--- PROBLEM STATEMENT ---
In full and without alteration, give the listing again.

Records
====
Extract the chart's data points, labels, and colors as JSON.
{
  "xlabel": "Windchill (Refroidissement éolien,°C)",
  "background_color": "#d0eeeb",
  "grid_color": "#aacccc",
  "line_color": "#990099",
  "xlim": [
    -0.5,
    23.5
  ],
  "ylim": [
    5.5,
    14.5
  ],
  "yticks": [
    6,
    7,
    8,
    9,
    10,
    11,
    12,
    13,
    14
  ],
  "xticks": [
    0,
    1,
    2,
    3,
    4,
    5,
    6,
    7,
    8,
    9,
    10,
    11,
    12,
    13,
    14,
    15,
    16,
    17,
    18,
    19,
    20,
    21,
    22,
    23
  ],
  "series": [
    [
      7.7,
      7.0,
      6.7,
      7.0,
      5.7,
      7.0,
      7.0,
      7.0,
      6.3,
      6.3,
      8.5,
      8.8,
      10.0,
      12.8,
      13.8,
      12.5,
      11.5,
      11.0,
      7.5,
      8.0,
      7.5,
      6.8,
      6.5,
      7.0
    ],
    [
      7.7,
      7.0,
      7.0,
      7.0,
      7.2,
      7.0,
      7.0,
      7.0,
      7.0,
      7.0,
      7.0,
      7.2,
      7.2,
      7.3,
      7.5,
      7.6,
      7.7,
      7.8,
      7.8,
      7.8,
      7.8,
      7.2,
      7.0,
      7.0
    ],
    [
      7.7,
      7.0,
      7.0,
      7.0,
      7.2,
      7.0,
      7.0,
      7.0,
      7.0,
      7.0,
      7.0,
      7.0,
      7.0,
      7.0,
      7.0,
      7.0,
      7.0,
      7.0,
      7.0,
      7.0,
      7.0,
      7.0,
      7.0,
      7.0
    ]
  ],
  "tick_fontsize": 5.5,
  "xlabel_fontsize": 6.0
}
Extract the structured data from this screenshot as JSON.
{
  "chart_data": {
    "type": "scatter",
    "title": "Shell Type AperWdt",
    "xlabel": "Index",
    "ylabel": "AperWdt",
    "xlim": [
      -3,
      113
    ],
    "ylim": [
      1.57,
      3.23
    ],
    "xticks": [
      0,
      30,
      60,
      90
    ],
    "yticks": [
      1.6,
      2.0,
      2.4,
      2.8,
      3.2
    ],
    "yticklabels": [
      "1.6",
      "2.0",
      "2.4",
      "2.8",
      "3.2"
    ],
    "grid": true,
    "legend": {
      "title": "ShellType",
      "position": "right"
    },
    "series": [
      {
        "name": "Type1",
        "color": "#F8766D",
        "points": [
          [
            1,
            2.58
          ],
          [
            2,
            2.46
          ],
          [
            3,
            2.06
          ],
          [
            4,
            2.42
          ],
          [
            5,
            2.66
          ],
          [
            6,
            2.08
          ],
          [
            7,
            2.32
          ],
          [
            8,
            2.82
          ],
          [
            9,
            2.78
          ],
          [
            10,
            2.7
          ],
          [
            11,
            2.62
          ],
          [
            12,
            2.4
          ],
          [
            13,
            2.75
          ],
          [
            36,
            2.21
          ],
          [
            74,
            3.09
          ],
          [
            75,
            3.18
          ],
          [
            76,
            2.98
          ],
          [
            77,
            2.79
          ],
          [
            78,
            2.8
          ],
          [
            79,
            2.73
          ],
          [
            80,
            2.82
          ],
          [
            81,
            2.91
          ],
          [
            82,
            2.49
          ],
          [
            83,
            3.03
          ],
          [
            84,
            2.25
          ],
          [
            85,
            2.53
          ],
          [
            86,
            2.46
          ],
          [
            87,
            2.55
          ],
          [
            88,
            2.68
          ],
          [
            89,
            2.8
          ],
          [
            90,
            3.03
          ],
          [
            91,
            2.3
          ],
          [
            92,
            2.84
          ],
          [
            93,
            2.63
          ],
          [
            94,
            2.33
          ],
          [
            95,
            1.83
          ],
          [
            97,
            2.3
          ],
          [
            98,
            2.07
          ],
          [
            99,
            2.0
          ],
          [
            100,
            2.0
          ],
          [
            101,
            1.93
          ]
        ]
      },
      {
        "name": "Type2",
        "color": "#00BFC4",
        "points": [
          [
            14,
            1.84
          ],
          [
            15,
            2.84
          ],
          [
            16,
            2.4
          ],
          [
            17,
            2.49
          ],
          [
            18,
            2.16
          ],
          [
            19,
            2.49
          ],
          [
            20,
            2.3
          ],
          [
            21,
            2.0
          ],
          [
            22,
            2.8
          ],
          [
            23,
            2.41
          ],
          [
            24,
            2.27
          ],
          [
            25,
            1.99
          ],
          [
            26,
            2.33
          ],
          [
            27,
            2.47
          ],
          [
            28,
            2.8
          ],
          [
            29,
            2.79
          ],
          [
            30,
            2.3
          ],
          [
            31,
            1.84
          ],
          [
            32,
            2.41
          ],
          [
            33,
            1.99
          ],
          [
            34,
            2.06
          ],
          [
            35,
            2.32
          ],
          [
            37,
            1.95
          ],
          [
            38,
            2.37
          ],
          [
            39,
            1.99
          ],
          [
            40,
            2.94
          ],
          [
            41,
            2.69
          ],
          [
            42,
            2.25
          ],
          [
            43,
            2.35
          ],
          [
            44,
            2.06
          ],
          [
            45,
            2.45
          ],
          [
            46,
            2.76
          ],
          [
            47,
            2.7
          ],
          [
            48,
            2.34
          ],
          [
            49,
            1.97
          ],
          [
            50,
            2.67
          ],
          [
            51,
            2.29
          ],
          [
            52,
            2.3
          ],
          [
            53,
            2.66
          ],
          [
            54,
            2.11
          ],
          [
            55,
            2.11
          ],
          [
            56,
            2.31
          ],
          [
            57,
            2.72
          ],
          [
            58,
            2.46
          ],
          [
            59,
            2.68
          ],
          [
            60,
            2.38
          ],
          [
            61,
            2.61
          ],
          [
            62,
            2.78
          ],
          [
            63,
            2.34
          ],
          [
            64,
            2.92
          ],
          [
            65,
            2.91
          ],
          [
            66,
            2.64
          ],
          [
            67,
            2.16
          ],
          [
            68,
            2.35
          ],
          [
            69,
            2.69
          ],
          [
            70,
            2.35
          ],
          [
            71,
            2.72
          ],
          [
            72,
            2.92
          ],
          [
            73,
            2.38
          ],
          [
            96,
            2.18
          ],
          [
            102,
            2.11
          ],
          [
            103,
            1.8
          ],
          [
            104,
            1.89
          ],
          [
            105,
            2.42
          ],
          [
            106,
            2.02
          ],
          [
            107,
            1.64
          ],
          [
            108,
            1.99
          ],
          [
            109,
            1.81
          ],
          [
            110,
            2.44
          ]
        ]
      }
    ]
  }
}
====
--- REPLY TO THE TASK ---
Extract the chart's data points, labels, and colors as JSON.
{
  "xlabel": "Windchill (Refroidissement éolien,°C)",
  "background_color": "#d0eeeb",
  "grid_color": "#aacccc",
  "line_color": "#990099",
  "xlim": [
    -0.5,
    23.5
  ],
  "ylim": [
    5.5,
    14.5
  ],
  "yticks": [
    6,
    7,
    8,
    9,
    10,
    11,
    12,
    13,
    14
  ],
  "xticks": [
    0,
    1,
    2,
    3,
    4,
    5,
    6,
    7,
    8,
    9,
    10,
    11,
    12,
    13,
    14,
    15,
    16,
    17,
    18,
    19,
    20,
    21,
    22,
    23
  ],
  "series": [
    [
      7.7,
      7.0,
      6.7,
      7.0,
      5.7,
      7.0,
      7.0,
      7.0,
      6.3,
      6.3,
      8.5,
      8.8,
      10.0,
      12.8,
      13.8,
      12.5,
      11.5,
      11.0,
      7.5,
      8.0,
      7.5,
      6.8,
      6.5,
      7.0
    ],
    [
      7.7,
      7.0,
      7.0,
      7.0,
      7.2,
      7.0,
      7.0,
      7.0,
      7.0,
      7.0,
      7.0,
      7.2,
      7.2,
      7.3,
      7.5,
      7.6,
      7.7,
      7.8,
      7.8,
      7.8,
      7.8,
      7.2,
      7.0,
      7.0
    ],
    [
      7.7,
      7.0,
      7.0,
      7.0,
      7.2,
      7.0,
      7.0,
      7.0,
      7.0,
      7.0,
      7.0,
      7.0,
      7.0,
      7.0,
      7.0,
      7.0,
      7.0,
      7.0,
      7.0,
      7.0,
      7.0,
      7.0,
      7.0,
      7.0
    ]
  ],
  "tick_fontsize": 5.5,
  "xlabel_fontsize": 6.0
}
Extract the structured data from this screenshot as JSON.
{
  "chart_data": {
    "type": "scatter",
    "title": "Shell Type AperWdt",
    "xlabel": "Index",
    "ylabel": "AperWdt",
    "xlim": [
      -3,
      113
    ],
    "ylim": [
      1.57,
      3.23
    ],
    "xticks": [
      0,
      30,
      60,
      90
    ],
    "yticks": [
      1.6,
      2.0,
      2.4,
      2.8,
      3.2
    ],
    "yticklabels": [
      "1.6",
      "2.0",
      "2.4",
      "2.8",
      "3.2"
    ],
    "grid": true,
    "legend": {
      "title": "ShellType",
      "position": "right"
    },
    "series": [
      {
        "name": "Type1",
        "color": "#F8766D",
        "points": [
          [
            1,
            2.58
          ],
          [
            2,
            2.46
          ],
          [
            3,
            2.06
          ],
          [
            4,
            2.42
          ],
          [
            5,
            2.66
          ],
          [
            6,
            2.08
          ],
          [
            7,
            2.32
          ],
          [
            8,
            2.82
          ],
          [
            9,
            2.78
          ],
          [
            10,
            2.7
          ],
          [
            11,
            2.62
          ],
          [
            12,
            2.4
          ],
          [
            13,
            2.75
          ],
          [
            36,
            2.21
          ],
          [
            74,
            3.09
          ],
          [
            75,
            3.18
          ],
          [
            76,
            2.98
          ],
          [
            77,
            2.79
          ],
          [
            78,
            2.8
          ],
          [
            79,
            2.73
          ],
          [
            80,
            2.82
          ],
          [
            81,
            2.91
          ],
          [
            82,
            2.49
          ],
          [
            83,
            3.03
          ],
          [
            84,
            2.25
          ],
          [
            85,
            2.53
          ],
          [
            86,
            2.46
          ],
          [
            87,
            2.55
          ],
          [
            88,
            2.68
          ],
          [
            89,
            2.8
          ],
          [
            90,
            3.03
          ],
          [
            91,
            2.3
          ],
          [
            92,
            2.84
          ],
          [
            93,
            2.63
          ],
          [
            94,
            2.33
          ],
          [
            95,
            1.83
          ],
          [
            97,
            2.3
          ],
          [
            98,
            2.07
          ],
          [
            99,
            2.0
          ],
          [
            100,
            2.0
          ],
          [
            101,
            1.93
          ]
        ]
      },
      {
        "name": "Type2",
        "color": "#00BFC4",
        "points": [
          [
            14,
            1.84
          ],
          [
            15,
            2.84
          ],
          [
            16,
            2.4
          ],
          [
            17,
            2.49
          ],
          [
            18,
            2.16
          ],
          [
            19,
            2.49
          ],
          [
            20,
            2.3
          ],
          [
            21,
            2.0
          ],
          [
            22,
            2.8
          ],
          [
            23,
            2.41
          ],
          [
            24,
            2.27
          ],
          [
            25,
            1.99
          ],
          [
            26,
            2.33
          ],
          [
            27,
            2.47
          ],
          [
            28,
            2.8
          ],
          [
            29,
            2.79
          ],
          [
            30,
            2.3
          ],
          [
            31,
            1.84
          ],
          [
            32,
            2.41
          ],
          [
            33,
            1.99
          ],
          [
            34,
            2.06
          ],
          [
            35,
            2.32
          ],
          [
            37,
            1.95
          ],
          [
            38,
            2.37
          ],
          [
            39,
            1.99
          ],
          [
            40,
            2.94
          ],
          [
            41,
            2.69
          ],
          [
            42,
            2.25
          ],
          [
            43,
            2.35
          ],
          [
            44,
            2.06
          ],
          [
            45,
            2.45
          ],
          [
            46,
            2.76
          ],
          [
            47,
            2.7
          ],
          [
            48,
            2.34
          ],
          [
            49,
            1.97
          ],
          [
            50,
            2.67
          ],
          [
            51,
            2.29
          ],
          [
            52,
            2.3
          ],
          [
            53,
            2.66
          ],
          [
            54,
            2.11
          ],
          [
            55,
            2.11
          ],
          [
            56,
            2.31
          ],
          [
            57,
            2.72
          ],
          [
            58,
            2.46
          ],
          [
            59,
            2.68
          ],
          [
            60,
            2.38
          ],
          [
            61,
            2.61
          ],
          [
            62,
            2.78
          ],
          [
            63,
            2.34
          ],
          [
            64,
            2.92
          ],
          [
            65,
            2.91
          ],
          [
            66,
            2.64
          ],
          [
            67,
            2.16
          ],
          [
            68,
            2.35
          ],
          [
            69,
            2.69
          ],
          [
            70,
            2.35
          ],
          [
            71,
            2.72
          ],
          [
            72,
            2.92
          ],
          [
            73,
            2.38
          ],
          [
            96,
            2.18
          ],
          [
            102,
            2.11
          ],
          [
            103,
            1.8
          ],
          [
            104,
            1.89
          ],
          [
            105,
            2.42
          ],
          [
            106,
            2.02
          ],
          [
            107,
            1.64
          ],
          [
            108,
            1.99
          ],
          [
            109,
            1.81
          ],
          [
            110,
            2.44
          ]
        ]
      }
    ]
  }
}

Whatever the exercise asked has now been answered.